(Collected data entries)
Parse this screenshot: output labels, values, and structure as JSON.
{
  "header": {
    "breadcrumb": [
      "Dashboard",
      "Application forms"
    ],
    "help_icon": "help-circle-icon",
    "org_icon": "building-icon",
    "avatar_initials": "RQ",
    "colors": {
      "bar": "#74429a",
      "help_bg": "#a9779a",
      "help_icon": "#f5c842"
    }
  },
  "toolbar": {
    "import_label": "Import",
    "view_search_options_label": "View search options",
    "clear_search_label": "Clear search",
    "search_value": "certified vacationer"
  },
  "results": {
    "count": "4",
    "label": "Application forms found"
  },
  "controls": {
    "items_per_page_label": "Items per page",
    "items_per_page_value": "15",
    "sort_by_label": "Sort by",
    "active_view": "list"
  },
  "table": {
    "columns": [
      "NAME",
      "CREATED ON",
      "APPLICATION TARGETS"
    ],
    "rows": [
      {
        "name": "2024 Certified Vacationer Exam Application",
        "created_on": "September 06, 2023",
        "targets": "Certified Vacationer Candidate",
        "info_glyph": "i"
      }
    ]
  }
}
* * *
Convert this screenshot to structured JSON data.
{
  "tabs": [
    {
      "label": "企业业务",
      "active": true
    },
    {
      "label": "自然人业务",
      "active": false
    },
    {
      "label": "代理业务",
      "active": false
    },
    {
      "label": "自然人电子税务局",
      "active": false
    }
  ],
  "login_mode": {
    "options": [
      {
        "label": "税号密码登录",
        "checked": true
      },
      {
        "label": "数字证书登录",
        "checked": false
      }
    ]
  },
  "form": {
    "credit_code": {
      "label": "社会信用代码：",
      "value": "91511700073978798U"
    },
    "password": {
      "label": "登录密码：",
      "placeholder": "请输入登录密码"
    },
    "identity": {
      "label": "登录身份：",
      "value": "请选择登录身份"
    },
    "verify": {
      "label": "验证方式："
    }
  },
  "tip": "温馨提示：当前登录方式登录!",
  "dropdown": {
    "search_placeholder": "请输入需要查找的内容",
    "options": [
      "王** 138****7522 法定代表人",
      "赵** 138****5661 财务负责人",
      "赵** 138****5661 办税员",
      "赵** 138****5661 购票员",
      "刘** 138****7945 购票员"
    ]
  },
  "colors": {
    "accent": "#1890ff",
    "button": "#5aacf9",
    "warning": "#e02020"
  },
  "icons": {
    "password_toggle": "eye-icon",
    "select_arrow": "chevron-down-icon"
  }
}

- **EXERCISE BRIEF**:
Read the entries and show each line that mentions "forms".

- **EXERCISE RESPONSE**:
      "Application forms"
    "label": "Application forms found"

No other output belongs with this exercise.